With the pictures omitted, write out the entries that follow exactly as they stand.

[Stored records]
━━━━━━━━━━━━━━━━━━━━
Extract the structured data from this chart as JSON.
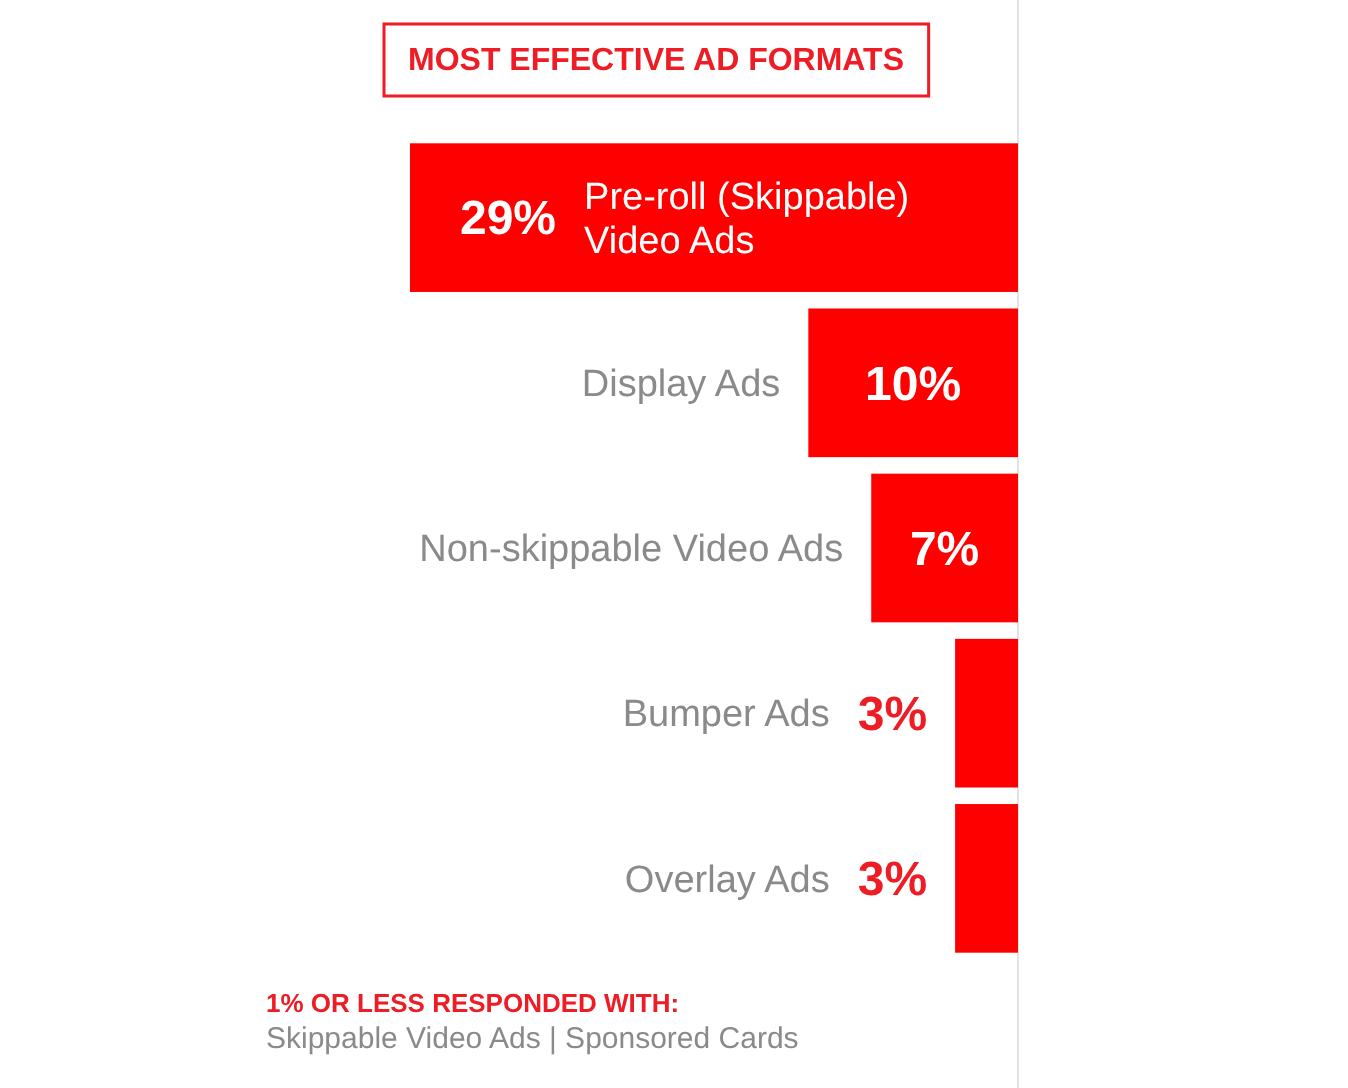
{
  "chart_data": {
    "type": "bar",
    "orientation": "horizontal",
    "title": "MOST EFFECTIVE AD FORMATS",
    "categories": [
      "Pre-roll (Skippable) Video Ads",
      "Display Ads",
      "Non-skippable Video Ads",
      "Bumper Ads",
      "Overlay Ads"
    ],
    "values": [
      29,
      10,
      7,
      3,
      3
    ],
    "color": "#ff0000",
    "value_labels": [
      "29%",
      "10%",
      "7%",
      "3%",
      "3%"
    ],
    "xlim": [
      30,
      0
    ],
    "annotations": [
      "1% OR LESS RESPONDED WITH:",
      "Skippable Video Ads | Sponsored Cards"
    ]
  }
}
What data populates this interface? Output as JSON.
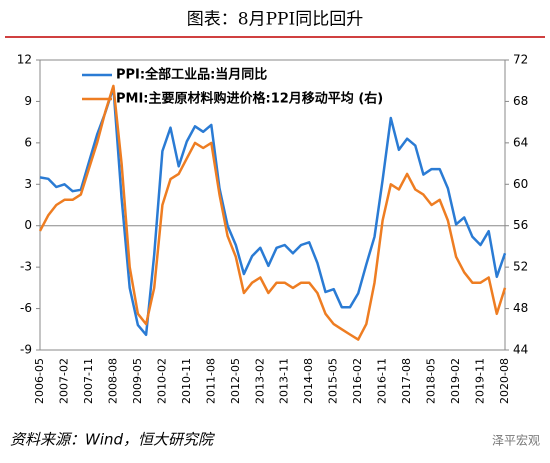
{
  "chart_data": {
    "type": "line",
    "title": "图表：8月PPI同比回升",
    "source": "资料来源：Wind，恒大研究院",
    "watermark": "泽平宏观",
    "categories": [
      "2006-05",
      null,
      null,
      "2007-02",
      null,
      null,
      "2007-11",
      null,
      null,
      "2008-08",
      null,
      null,
      "2009-05",
      null,
      null,
      "2010-02",
      null,
      null,
      "2010-11",
      null,
      null,
      "2011-08",
      null,
      null,
      "2012-05",
      null,
      null,
      "2013-02",
      null,
      null,
      "2013-11",
      null,
      null,
      "2014-08",
      null,
      null,
      "2015-05",
      null,
      null,
      "2016-02",
      null,
      null,
      "2016-11",
      null,
      null,
      "2017-08",
      null,
      null,
      "2018-05",
      null,
      null,
      "2019-02",
      null,
      null,
      "2019-11",
      null,
      null,
      "2020-08"
    ],
    "series": [
      {
        "name": "PPI:全部工业品:当月同比",
        "color": "#2a7bd4",
        "values": [
          3.5,
          3.4,
          2.8,
          3.0,
          2.5,
          2.6,
          4.6,
          6.6,
          8.2,
          10.0,
          2.0,
          -4.5,
          -7.2,
          -7.9,
          -2.1,
          5.4,
          7.1,
          4.3,
          6.1,
          7.2,
          6.8,
          7.3,
          2.7,
          0.0,
          -1.4,
          -3.5,
          -2.2,
          -1.6,
          -2.9,
          -1.6,
          -1.4,
          -2.0,
          -1.4,
          -1.2,
          -2.7,
          -4.8,
          -4.6,
          -5.9,
          -5.9,
          -4.9,
          -2.8,
          -0.8,
          3.3,
          7.8,
          5.5,
          6.3,
          5.8,
          3.7,
          4.1,
          4.1,
          2.7,
          0.1,
          0.6,
          -0.8,
          -1.4,
          -0.4,
          -3.7,
          -2.0
        ]
      },
      {
        "name": "PMI:主要原材料购进价格:12月移动平均 (右)",
        "color": "#ee7d22",
        "axis": "y2",
        "values": [
          55.5,
          57,
          58,
          58.5,
          58.5,
          59,
          61.5,
          64,
          67,
          69.5,
          62,
          52,
          47.5,
          46.5,
          50,
          58,
          60.5,
          61,
          62.5,
          64,
          63.5,
          64,
          59,
          55,
          53,
          49.5,
          50.5,
          51,
          49.5,
          50.5,
          50.5,
          50,
          50.5,
          50.5,
          49.5,
          47.5,
          46.5,
          46,
          45.5,
          45,
          46.5,
          50.5,
          56.5,
          60,
          59.5,
          61,
          59.5,
          59,
          58,
          58.5,
          56.5,
          53,
          51.5,
          50.5,
          50.5,
          51,
          47.5,
          50
        ]
      }
    ],
    "ylim": [
      -9,
      12
    ],
    "yticks": [
      -9,
      -6,
      -3,
      0,
      3,
      6,
      9,
      12
    ],
    "y2lim": [
      44,
      72
    ],
    "y2ticks": [
      44,
      48,
      52,
      56,
      60,
      64,
      68,
      72
    ]
  }
}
━━━━━━━━━━━━━━━━━━━━
§ **Exercise result**
Extract the structured data from this chart as JSON.
{
  "chart_data": {
    "type": "bar",
    "orientation": "horizontal",
    "title": "MOST EFFECTIVE AD FORMATS",
    "categories": [
      "Pre-roll (Skippable) Video Ads",
      "Display Ads",
      "Non-skippable Video Ads",
      "Bumper Ads",
      "Overlay Ads"
    ],
    "values": [
      29,
      10,
      7,
      3,
      3
    ],
    "color": "#ff0000",
    "value_labels": [
      "29%",
      "10%",
      "7%",
      "3%",
      "3%"
    ],
    "xlim": [
      30,
      0
    ],
    "annotations": [
      "1% OR LESS RESPONDED WITH:",
      "Skippable Video Ads | Sponsored Cards"
    ]
  }
}
What data populates this interface? Output as JSON.
{
  "chart_data": {
    "type": "line",
    "title": "图表：8月PPI同比回升",
    "source": "资料来源：Wind，恒大研究院",
    "watermark": "泽平宏观",
    "categories": [
      "2006-05",
      null,
      null,
      "2007-02",
      null,
      null,
      "2007-11",
      null,
      null,
      "2008-08",
      null,
      null,
      "2009-05",
      null,
      null,
      "2010-02",
      null,
      null,
      "2010-11",
      null,
      null,
      "2011-08",
      null,
      null,
      "2012-05",
      null,
      null,
      "2013-02",
      null,
      null,
      "2013-11",
      null,
      null,
      "2014-08",
      null,
      null,
      "2015-05",
      null,
      null,
      "2016-02",
      null,
      null,
      "2016-11",
      null,
      null,
      "2017-08",
      null,
      null,
      "2018-05",
      null,
      null,
      "2019-02",
      null,
      null,
      "2019-11",
      null,
      null,
      "2020-08"
    ],
    "series": [
      {
        "name": "PPI:全部工业品:当月同比",
        "color": "#2a7bd4",
        "values": [
          3.5,
          3.4,
          2.8,
          3.0,
          2.5,
          2.6,
          4.6,
          6.6,
          8.2,
          10.0,
          2.0,
          -4.5,
          -7.2,
          -7.9,
          -2.1,
          5.4,
          7.1,
          4.3,
          6.1,
          7.2,
          6.8,
          7.3,
          2.7,
          0.0,
          -1.4,
          -3.5,
          -2.2,
          -1.6,
          -2.9,
          -1.6,
          -1.4,
          -2.0,
          -1.4,
          -1.2,
          -2.7,
          -4.8,
          -4.6,
          -5.9,
          -5.9,
          -4.9,
          -2.8,
          -0.8,
          3.3,
          7.8,
          5.5,
          6.3,
          5.8,
          3.7,
          4.1,
          4.1,
          2.7,
          0.1,
          0.6,
          -0.8,
          -1.4,
          -0.4,
          -3.7,
          -2.0
        ]
      },
      {
        "name": "PMI:主要原材料购进价格:12月移动平均 (右)",
        "color": "#ee7d22",
        "axis": "y2",
        "values": [
          55.5,
          57,
          58,
          58.5,
          58.5,
          59,
          61.5,
          64,
          67,
          69.5,
          62,
          52,
          47.5,
          46.5,
          50,
          58,
          60.5,
          61,
          62.5,
          64,
          63.5,
          64,
          59,
          55,
          53,
          49.5,
          50.5,
          51,
          49.5,
          50.5,
          50.5,
          50,
          50.5,
          50.5,
          49.5,
          47.5,
          46.5,
          46,
          45.5,
          45,
          46.5,
          50.5,
          56.5,
          60,
          59.5,
          61,
          59.5,
          59,
          58,
          58.5,
          56.5,
          53,
          51.5,
          50.5,
          50.5,
          51,
          47.5,
          50
        ]
      }
    ],
    "ylim": [
      -9,
      12
    ],
    "yticks": [
      -9,
      -6,
      -3,
      0,
      3,
      6,
      9,
      12
    ],
    "y2lim": [
      44,
      72
    ],
    "y2ticks": [
      44,
      48,
      52,
      56,
      60,
      64,
      68,
      72
    ]
  }
}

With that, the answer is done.